Extracts from a graphics dataset
((

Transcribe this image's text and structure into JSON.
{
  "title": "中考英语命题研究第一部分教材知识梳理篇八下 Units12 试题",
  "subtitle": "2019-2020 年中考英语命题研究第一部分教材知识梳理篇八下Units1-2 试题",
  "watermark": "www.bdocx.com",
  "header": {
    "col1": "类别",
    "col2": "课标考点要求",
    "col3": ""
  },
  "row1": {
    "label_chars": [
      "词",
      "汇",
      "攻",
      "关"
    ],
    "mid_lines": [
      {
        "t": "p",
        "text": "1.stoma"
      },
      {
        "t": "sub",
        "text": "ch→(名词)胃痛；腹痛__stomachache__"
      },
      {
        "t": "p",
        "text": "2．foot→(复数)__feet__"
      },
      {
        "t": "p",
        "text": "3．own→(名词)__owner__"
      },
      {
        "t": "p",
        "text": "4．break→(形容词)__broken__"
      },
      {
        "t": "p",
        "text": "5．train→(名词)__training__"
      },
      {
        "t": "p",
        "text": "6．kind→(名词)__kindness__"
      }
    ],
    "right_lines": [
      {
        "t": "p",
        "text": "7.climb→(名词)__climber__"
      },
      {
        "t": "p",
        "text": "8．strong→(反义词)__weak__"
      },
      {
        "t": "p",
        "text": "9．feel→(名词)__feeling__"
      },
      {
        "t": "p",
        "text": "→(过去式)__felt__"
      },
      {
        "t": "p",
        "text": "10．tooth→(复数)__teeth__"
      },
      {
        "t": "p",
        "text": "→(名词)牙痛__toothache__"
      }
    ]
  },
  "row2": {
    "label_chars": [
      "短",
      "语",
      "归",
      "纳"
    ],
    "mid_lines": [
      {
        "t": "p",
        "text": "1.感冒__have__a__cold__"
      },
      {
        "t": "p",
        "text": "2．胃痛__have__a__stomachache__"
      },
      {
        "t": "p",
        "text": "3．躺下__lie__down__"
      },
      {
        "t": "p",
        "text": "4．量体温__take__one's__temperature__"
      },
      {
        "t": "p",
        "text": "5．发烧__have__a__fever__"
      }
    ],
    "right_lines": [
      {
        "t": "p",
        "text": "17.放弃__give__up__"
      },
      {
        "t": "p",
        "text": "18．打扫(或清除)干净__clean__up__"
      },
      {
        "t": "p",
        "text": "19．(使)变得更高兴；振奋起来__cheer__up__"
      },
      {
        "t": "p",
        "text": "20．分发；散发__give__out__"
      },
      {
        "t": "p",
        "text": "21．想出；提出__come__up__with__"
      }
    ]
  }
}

))

## WRITTEN TASK
Please reproduce every line of the material word for word.

## ANSWER TO THE EXERCISE
Transcribe this image's text and structure into JSON.
{
  "title": "中考英语命题研究第一部分教材知识梳理篇八下 Units12 试题",
  "subtitle": "2019-2020 年中考英语命题研究第一部分教材知识梳理篇八下Units1-2 试题",
  "watermark": "www.bdocx.com",
  "header": {
    "col1": "类别",
    "col2": "课标考点要求",
    "col3": ""
  },
  "row1": {
    "label_chars": [
      "词",
      "汇",
      "攻",
      "关"
    ],
    "mid_lines": [
      {
        "t": "p",
        "text": "1.stoma"
      },
      {
        "t": "sub",
        "text": "ch→(名词)胃痛；腹痛__stomachache__"
      },
      {
        "t": "p",
        "text": "2．foot→(复数)__feet__"
      },
      {
        "t": "p",
        "text": "3．own→(名词)__owner__"
      },
      {
        "t": "p",
        "text": "4．break→(形容词)__broken__"
      },
      {
        "t": "p",
        "text": "5．train→(名词)__training__"
      },
      {
        "t": "p",
        "text": "6．kind→(名词)__kindness__"
      }
    ],
    "right_lines": [
      {
        "t": "p",
        "text": "7.climb→(名词)__climber__"
      },
      {
        "t": "p",
        "text": "8．strong→(反义词)__weak__"
      },
      {
        "t": "p",
        "text": "9．feel→(名词)__feeling__"
      },
      {
        "t": "p",
        "text": "→(过去式)__felt__"
      },
      {
        "t": "p",
        "text": "10．tooth→(复数)__teeth__"
      },
      {
        "t": "p",
        "text": "→(名词)牙痛__toothache__"
      }
    ]
  },
  "row2": {
    "label_chars": [
      "短",
      "语",
      "归",
      "纳"
    ],
    "mid_lines": [
      {
        "t": "p",
        "text": "1.感冒__have__a__cold__"
      },
      {
        "t": "p",
        "text": "2．胃痛__have__a__stomachache__"
      },
      {
        "t": "p",
        "text": "3．躺下__lie__down__"
      },
      {
        "t": "p",
        "text": "4．量体温__take__one's__temperature__"
      },
      {
        "t": "p",
        "text": "5．发烧__have__a__fever__"
      }
    ],
    "right_lines": [
      {
        "t": "p",
        "text": "17.放弃__give__up__"
      },
      {
        "t": "p",
        "text": "18．打扫(或清除)干净__clean__up__"
      },
      {
        "t": "p",
        "text": "19．(使)变得更高兴；振奋起来__cheer__up__"
      },
      {
        "t": "p",
        "text": "20．分发；散发__give__out__"
      },
      {
        "t": "p",
        "text": "21．想出；提出__come__up__with__"
      }
    ]
  }
}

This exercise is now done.